1: what is the difference between lenses and filters

2: what lenses and or filters can I use with this camera either with the current accessories or by themselves.

I believe the clear one is a UV filter. For the darker one, check to see if you can rotate the front end of the ring. If it rotates, it is a polarizer (or polarizing filter). Frankly, the UV filter only serves a protection of your lens most of the time. The polarizer can help reduce reflection making the colors more saturated.

If the darker lens does not rotate, it is perhaps a neutral-density (or ND) filter.


A filter modify the color characteristics of the incoming light (i.e., filtration). Thus, there are color compensation filters, color correction filters (e.g., similar to white balance), special effect filters (e.g., 4- or 6- point stars), polarizers and so on. They change the color characteristics; but do not change the basic optical properties (e.g., focal length etc). A lens does change the optical properties. For example, a wide (resp., telephoto) converter reduces (resp., increases) the focal length of the on-camera lens, and a close-up lens allows us to move the camera much closer to the subject for higher magnification.

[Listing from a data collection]
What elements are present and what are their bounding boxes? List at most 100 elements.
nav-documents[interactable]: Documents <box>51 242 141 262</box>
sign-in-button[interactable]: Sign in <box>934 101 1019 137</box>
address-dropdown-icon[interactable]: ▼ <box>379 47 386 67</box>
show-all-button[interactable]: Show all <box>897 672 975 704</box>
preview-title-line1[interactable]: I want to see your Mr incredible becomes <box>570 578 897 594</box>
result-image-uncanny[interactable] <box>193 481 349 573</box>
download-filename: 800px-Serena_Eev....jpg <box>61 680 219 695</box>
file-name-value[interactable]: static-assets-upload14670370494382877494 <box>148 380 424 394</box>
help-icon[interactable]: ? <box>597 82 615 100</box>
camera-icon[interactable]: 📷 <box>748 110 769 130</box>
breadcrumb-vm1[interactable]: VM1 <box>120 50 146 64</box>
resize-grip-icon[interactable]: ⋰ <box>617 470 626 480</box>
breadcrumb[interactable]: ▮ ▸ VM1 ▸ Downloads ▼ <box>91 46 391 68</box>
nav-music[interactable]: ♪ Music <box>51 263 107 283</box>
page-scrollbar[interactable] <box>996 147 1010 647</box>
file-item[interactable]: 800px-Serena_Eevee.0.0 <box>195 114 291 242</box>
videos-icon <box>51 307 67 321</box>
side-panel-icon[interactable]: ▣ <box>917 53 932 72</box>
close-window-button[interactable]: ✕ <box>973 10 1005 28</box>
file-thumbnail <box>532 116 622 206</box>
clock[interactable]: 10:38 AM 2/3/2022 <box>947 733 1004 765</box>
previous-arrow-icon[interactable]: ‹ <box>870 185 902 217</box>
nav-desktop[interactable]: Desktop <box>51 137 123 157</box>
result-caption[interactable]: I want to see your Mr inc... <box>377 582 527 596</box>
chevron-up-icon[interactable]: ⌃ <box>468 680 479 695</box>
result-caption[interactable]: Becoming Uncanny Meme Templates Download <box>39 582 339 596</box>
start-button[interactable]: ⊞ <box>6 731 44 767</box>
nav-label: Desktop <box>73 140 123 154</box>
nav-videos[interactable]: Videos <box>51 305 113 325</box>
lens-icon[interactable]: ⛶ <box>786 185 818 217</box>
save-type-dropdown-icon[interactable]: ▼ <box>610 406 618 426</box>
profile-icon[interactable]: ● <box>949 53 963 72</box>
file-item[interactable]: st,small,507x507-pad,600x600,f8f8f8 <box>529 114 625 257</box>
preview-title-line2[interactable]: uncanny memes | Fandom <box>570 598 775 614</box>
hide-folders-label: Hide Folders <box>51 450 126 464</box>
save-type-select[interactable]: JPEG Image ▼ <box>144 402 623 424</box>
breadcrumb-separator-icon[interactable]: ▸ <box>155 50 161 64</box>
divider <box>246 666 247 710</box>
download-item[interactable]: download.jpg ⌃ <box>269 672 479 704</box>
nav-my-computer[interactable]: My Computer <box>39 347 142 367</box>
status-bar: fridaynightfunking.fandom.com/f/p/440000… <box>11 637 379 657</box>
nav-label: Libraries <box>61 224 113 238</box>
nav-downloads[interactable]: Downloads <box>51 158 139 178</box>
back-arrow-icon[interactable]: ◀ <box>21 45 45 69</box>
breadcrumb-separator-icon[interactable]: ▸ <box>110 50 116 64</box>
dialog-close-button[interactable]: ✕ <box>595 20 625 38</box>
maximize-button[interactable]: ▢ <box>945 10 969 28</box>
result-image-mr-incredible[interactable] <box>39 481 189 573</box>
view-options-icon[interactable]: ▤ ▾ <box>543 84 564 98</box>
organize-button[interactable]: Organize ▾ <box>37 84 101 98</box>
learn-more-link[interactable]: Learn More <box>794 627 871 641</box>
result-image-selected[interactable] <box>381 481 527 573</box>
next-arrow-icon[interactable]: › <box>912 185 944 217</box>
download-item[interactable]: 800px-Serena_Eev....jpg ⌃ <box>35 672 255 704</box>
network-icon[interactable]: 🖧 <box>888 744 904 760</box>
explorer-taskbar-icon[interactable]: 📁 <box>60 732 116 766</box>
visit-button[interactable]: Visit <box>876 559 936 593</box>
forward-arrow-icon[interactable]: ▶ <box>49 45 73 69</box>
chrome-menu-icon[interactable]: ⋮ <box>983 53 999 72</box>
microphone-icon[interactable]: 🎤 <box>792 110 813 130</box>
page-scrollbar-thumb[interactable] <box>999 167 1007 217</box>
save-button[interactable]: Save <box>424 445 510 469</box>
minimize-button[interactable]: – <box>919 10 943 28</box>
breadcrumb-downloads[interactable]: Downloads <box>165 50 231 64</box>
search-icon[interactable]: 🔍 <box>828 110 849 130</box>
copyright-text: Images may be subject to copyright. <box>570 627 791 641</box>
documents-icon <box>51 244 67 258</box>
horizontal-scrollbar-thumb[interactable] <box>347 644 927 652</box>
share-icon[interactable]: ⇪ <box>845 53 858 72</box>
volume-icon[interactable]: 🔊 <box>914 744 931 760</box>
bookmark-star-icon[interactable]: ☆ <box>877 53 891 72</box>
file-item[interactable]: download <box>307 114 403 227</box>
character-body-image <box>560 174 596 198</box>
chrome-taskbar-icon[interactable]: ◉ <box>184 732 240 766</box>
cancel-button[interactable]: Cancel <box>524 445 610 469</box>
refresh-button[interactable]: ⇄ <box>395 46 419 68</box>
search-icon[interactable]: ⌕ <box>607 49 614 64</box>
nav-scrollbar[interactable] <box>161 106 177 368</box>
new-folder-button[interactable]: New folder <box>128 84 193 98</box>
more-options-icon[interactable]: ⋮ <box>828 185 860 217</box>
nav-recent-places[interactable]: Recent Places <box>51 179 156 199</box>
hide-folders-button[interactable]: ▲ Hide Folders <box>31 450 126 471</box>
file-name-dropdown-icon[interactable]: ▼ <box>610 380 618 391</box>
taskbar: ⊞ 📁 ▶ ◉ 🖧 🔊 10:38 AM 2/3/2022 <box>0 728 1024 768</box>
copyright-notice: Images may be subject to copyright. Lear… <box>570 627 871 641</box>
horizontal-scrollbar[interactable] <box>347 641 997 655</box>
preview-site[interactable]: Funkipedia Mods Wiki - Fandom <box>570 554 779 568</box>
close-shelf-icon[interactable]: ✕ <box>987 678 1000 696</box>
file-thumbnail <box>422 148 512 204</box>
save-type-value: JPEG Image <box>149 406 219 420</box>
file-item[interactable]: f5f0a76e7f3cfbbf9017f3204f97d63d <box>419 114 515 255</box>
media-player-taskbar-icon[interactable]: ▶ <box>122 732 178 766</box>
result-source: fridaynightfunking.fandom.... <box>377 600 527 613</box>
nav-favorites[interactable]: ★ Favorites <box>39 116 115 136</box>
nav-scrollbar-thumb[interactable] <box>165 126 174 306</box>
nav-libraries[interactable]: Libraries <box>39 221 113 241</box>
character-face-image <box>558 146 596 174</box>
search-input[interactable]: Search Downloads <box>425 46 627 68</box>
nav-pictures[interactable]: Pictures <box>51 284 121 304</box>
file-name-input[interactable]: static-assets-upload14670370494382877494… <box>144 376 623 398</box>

> [WHAT TO PRODUCE] Write out the full passage on camera lenses and filters word for word. This listing was taken from a separate source.

> [ANSWER TO THE PROBLEM]
1: what is the difference between lenses and filters

2: what lenses and or filters can I use with this camera either with the current accessories or by themselves.

I believe the clear one is a UV filter. For the darker one, check to see if you can rotate the front end of the ring. If it rotates, it is a polarizer (or polarizing filter). Frankly, the UV filter only serves a protection of your lens most of the time. The polarizer can help reduce reflection making the colors more saturated.

If the darker lens does not rotate, it is perhaps a neutral-density (or ND) filter.


A filter modify the color characteristics of the incoming light (i.e., filtration). Thus, there are color compensation filters, color correction filters (e.g., similar to white balance), special effect filters (e.g., 4- or 6- point stars), polarizers and so on. They change the color characteristics; but do not change the basic optical properties (e.g., focal length etc). A lens does change the optical properties. For example, a wide (resp., telephoto) converter reduces (resp., increases) the focal length of the on-camera lens, and a close-up lens allows us to move the camera much closer to the subject for higher magnification.